TASK STATEMENT:
Find the lines holding the word "will" and collect them.

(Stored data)

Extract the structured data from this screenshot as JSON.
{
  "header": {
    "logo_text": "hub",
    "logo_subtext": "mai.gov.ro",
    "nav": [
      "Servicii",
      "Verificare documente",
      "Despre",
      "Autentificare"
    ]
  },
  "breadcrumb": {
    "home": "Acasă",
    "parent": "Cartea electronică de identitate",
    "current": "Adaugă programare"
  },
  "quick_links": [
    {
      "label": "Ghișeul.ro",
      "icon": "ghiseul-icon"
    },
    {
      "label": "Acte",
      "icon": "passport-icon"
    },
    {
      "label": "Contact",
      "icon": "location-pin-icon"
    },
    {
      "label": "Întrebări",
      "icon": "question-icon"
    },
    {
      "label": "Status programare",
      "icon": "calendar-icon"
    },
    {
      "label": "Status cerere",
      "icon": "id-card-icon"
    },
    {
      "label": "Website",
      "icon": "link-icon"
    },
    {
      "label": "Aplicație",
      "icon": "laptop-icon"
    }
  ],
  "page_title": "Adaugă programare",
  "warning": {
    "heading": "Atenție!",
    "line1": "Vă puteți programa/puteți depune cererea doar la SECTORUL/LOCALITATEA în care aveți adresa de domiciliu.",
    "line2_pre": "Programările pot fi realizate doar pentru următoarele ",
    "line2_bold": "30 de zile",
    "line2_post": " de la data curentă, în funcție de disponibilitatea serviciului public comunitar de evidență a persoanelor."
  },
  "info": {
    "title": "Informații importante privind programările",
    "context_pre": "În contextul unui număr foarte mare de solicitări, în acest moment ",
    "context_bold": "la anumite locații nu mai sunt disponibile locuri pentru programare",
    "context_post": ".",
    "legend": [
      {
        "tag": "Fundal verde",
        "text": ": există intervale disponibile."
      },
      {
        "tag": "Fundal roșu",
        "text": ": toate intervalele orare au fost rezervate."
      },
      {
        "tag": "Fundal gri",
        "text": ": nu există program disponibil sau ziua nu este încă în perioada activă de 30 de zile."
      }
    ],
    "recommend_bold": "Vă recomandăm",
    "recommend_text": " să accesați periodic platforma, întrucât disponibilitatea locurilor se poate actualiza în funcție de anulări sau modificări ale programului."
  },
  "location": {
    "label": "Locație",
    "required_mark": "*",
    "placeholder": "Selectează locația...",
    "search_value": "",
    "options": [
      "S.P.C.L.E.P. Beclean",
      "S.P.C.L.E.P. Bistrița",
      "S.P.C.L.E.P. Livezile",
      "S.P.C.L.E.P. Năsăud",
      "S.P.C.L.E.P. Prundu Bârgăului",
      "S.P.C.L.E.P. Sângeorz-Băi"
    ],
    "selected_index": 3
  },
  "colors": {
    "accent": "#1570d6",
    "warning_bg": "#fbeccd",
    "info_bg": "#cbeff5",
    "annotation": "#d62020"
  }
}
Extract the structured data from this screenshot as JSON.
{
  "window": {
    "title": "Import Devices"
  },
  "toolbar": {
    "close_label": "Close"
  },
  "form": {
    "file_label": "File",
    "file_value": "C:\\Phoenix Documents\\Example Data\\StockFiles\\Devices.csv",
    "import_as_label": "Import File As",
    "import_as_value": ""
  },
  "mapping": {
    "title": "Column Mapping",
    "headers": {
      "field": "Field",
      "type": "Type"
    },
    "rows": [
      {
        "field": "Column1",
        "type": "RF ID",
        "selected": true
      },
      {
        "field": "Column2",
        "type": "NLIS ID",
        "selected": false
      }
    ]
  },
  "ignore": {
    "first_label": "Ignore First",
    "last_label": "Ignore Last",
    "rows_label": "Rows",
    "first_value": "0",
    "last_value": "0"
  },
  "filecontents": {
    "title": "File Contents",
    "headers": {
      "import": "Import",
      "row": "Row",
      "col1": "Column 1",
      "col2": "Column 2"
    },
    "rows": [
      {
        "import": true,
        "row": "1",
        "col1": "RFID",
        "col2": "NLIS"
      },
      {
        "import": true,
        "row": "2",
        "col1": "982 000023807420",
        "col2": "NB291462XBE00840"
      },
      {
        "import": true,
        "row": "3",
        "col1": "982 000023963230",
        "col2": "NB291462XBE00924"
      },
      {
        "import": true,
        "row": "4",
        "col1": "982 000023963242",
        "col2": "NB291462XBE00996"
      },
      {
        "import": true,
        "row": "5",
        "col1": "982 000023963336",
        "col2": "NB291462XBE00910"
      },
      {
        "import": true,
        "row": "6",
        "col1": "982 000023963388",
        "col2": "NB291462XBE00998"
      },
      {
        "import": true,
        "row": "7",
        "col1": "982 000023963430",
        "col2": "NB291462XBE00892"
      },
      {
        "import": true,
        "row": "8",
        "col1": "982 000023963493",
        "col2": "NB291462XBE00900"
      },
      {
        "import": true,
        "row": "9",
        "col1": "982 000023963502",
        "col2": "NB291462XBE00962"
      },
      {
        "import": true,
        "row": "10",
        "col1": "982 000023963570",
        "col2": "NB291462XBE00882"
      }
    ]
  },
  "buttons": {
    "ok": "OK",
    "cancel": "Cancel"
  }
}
---
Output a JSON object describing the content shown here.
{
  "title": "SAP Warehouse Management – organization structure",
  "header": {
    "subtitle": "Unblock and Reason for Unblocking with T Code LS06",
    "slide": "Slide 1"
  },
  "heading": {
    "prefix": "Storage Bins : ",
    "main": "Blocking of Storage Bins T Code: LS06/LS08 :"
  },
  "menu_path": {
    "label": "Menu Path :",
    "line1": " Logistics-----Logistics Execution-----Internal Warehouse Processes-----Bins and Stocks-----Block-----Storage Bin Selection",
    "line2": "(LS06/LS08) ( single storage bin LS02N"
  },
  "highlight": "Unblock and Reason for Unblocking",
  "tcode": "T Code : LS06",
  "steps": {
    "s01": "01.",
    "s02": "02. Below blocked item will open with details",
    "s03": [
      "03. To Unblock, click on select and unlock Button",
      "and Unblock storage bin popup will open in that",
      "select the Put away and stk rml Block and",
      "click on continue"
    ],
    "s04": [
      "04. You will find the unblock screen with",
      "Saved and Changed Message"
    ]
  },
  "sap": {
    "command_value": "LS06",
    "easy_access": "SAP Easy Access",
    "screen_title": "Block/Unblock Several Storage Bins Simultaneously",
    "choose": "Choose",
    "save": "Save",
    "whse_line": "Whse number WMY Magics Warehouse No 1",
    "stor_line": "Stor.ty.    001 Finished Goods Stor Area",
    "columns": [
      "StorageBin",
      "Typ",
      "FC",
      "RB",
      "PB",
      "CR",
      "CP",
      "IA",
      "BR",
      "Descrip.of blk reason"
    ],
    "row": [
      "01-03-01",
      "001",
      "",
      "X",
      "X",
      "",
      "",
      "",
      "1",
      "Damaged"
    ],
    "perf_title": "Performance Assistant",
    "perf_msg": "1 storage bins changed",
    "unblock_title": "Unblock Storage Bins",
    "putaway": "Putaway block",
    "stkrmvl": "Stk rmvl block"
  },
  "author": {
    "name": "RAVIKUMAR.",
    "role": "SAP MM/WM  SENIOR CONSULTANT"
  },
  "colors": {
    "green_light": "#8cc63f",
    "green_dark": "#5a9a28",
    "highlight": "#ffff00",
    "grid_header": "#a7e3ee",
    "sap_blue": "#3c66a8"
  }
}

SOLUTION BELOW:
    "s02": "02. Below blocked item will open with details",
      "and Unblock storage bin popup will open in that",
      "04. You will find the unblock screen with",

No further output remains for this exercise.